Your task: Extract from the listing each line in which the word "true" appears.

^^^^^^^^^^^^^^^^

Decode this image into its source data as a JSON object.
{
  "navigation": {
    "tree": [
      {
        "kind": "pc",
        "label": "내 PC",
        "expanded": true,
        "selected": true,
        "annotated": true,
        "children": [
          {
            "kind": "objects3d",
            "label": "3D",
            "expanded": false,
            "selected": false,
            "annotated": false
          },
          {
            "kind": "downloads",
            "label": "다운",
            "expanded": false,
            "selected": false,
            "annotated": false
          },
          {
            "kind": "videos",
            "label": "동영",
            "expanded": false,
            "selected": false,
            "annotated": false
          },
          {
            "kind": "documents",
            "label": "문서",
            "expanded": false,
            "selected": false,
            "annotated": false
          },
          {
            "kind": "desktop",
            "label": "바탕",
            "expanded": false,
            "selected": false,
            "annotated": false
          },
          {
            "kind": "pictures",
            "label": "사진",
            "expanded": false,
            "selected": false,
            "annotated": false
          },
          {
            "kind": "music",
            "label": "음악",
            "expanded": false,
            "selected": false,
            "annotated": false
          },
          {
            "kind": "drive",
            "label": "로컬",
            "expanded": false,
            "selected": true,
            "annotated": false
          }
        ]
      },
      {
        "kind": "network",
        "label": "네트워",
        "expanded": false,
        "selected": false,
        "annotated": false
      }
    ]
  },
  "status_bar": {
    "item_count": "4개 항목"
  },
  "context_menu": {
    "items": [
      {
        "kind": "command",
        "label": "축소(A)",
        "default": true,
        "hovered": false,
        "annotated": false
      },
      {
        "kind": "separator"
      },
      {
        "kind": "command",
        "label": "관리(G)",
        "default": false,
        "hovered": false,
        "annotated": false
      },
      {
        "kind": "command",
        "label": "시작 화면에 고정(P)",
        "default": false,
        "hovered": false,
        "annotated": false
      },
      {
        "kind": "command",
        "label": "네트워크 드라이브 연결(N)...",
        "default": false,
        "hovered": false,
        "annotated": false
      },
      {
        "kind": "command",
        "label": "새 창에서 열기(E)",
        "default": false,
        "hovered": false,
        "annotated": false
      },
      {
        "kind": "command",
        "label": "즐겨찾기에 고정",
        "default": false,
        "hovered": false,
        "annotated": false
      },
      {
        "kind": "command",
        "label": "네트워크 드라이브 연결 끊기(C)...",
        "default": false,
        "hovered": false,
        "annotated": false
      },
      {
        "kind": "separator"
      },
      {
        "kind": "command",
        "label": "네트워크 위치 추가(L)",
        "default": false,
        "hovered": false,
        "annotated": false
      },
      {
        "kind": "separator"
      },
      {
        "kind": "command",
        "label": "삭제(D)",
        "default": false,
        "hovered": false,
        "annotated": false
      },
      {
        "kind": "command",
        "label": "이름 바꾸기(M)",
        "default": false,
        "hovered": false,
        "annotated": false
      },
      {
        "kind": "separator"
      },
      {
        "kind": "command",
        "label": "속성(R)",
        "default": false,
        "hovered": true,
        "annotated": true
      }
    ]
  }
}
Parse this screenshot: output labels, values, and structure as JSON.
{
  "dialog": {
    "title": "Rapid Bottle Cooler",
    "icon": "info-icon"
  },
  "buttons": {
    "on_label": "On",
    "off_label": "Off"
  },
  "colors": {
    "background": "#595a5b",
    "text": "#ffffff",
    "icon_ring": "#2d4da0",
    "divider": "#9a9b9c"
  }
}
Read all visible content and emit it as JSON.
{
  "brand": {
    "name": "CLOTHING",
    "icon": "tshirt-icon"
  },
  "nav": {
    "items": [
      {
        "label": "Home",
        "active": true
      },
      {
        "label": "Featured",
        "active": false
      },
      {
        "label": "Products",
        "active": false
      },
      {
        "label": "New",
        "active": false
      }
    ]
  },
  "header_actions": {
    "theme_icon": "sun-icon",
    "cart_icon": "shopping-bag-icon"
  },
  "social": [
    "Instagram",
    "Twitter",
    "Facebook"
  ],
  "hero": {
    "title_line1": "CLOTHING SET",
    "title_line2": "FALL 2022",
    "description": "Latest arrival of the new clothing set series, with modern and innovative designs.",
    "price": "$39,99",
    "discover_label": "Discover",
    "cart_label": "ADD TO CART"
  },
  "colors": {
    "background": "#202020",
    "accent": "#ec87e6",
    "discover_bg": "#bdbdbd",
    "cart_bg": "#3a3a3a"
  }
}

^^^^^^^^^^^^^^^^

Response:
        "expanded": true,
        "selected": true,
        "annotated": true,
            "selected": true,
        "default": true,
        "hovered": true,
        "annotated": true
        "active": true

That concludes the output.